Tareas propuestas =
• a. Según el fragmento seleccionado, ¿en qué disciplina se especializaba el profesor Werner Jaeger?
• b. Enumere a todas las personas que el fragmento seleccionado menciona por su nombre, sin incluir la firma del autor.
━━━ Fragmento seleccionado
Nazismo. Culpas y disculpas

Por Héctor Ciapuscio

Laura Fermi, esposa del físico italiano que construyó la primera pila para una reacción nuclear controlada, escribió un libro sobre la migración de intelectuales europeos a Estados Unidos entre 1930 y 1941-ese vasto fenómeno descrito por Alvin Johnson, gestor de la «Universidad del Exilio»- con un comentario risueño: «Hitler es mi mejor amigo. El sacude el árbol y yo recojo las manzanas». El libro, «Inmigrantes ilustres», refiere casi dos mil casos de personalidades -entre ellas dos docenas de premios Nobel- que dejaron Europa ante la amenaza del totalitarismo y mudaron, con su emigración a Norteamérica, el epicentro cultural de Occidente. En el capítulo dedicado a las humanidades destaca la figura dominante del profesor alemán Werner Jaeger, especialista en filología clásica, que viajó en 1936.
━━━━━━
━━━ Registros proporcionados
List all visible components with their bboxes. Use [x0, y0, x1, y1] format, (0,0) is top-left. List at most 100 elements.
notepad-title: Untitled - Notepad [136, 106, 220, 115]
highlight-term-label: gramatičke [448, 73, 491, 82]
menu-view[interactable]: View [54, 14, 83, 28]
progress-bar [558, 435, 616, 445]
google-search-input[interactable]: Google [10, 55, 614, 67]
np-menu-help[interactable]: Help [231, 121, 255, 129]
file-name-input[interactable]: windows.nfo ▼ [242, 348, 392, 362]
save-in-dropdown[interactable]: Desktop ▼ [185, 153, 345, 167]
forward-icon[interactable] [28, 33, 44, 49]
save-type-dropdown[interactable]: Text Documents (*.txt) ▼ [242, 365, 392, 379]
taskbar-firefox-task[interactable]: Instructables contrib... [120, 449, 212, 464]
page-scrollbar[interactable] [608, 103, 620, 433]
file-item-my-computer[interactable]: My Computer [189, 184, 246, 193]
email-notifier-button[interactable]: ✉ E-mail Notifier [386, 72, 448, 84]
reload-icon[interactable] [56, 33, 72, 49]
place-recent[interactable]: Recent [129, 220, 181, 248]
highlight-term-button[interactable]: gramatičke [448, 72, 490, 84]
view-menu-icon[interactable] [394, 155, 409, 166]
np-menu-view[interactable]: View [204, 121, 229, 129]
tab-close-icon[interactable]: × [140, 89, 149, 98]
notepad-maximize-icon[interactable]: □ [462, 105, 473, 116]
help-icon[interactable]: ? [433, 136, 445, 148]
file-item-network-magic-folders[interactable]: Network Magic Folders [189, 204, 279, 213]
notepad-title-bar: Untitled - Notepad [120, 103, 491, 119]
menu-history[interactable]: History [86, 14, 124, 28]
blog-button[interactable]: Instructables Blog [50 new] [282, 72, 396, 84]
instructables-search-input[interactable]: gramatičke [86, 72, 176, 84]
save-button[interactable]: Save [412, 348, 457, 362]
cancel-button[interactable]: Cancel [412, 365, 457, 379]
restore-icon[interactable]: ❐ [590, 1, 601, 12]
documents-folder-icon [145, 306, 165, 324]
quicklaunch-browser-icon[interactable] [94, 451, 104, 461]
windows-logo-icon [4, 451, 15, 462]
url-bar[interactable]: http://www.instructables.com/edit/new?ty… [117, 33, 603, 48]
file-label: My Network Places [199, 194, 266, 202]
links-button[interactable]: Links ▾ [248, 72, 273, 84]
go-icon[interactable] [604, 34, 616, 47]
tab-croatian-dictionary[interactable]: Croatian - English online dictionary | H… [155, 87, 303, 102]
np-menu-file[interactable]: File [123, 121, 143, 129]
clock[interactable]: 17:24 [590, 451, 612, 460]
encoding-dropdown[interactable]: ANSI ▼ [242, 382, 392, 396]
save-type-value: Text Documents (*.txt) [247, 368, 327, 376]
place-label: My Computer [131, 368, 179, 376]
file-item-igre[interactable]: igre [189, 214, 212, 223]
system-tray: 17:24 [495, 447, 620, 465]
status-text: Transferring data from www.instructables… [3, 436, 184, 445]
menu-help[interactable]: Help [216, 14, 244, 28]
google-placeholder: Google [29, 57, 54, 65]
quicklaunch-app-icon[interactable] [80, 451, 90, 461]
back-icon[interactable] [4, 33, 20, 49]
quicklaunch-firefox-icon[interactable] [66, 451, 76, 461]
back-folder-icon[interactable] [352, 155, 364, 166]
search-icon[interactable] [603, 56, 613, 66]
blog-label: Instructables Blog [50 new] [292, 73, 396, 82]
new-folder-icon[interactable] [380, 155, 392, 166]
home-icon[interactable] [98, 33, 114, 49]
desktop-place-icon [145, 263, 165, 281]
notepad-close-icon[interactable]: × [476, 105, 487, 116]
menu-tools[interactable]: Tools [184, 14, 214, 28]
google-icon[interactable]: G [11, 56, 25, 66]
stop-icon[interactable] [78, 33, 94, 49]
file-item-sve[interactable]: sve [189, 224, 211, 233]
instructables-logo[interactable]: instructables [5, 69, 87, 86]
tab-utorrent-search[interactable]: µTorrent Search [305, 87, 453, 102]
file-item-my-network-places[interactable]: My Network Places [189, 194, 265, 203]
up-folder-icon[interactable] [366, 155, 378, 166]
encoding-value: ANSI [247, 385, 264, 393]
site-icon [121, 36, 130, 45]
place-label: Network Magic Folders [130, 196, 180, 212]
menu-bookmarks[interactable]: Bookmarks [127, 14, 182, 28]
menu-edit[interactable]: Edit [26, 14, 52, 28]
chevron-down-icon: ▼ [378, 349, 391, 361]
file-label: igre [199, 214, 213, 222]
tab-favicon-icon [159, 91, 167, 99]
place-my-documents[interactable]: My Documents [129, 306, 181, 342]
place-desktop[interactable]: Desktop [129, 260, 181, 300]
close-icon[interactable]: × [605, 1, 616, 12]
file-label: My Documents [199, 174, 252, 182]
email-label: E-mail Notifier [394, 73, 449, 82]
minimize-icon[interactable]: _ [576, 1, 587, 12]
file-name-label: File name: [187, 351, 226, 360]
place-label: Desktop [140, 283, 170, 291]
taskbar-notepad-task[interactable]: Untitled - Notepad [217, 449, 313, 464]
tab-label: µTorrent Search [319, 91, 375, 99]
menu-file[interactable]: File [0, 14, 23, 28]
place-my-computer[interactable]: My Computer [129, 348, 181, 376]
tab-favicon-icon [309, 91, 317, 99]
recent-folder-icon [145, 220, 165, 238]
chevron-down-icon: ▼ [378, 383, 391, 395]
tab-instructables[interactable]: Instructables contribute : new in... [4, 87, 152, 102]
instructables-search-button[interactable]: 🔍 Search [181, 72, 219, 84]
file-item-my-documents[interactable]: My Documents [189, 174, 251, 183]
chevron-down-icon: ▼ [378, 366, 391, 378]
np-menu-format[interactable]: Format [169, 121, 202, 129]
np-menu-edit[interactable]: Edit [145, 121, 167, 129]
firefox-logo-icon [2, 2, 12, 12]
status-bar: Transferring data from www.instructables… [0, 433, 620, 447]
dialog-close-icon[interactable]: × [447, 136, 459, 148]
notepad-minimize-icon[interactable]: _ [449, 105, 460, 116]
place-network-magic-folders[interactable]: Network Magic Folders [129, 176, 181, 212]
━━━━━━
Respuestas esperadas =
• a. En filología clásica.

• b. Laura Fermi, Alvin Johnson, Hitler y Werner Jaeger.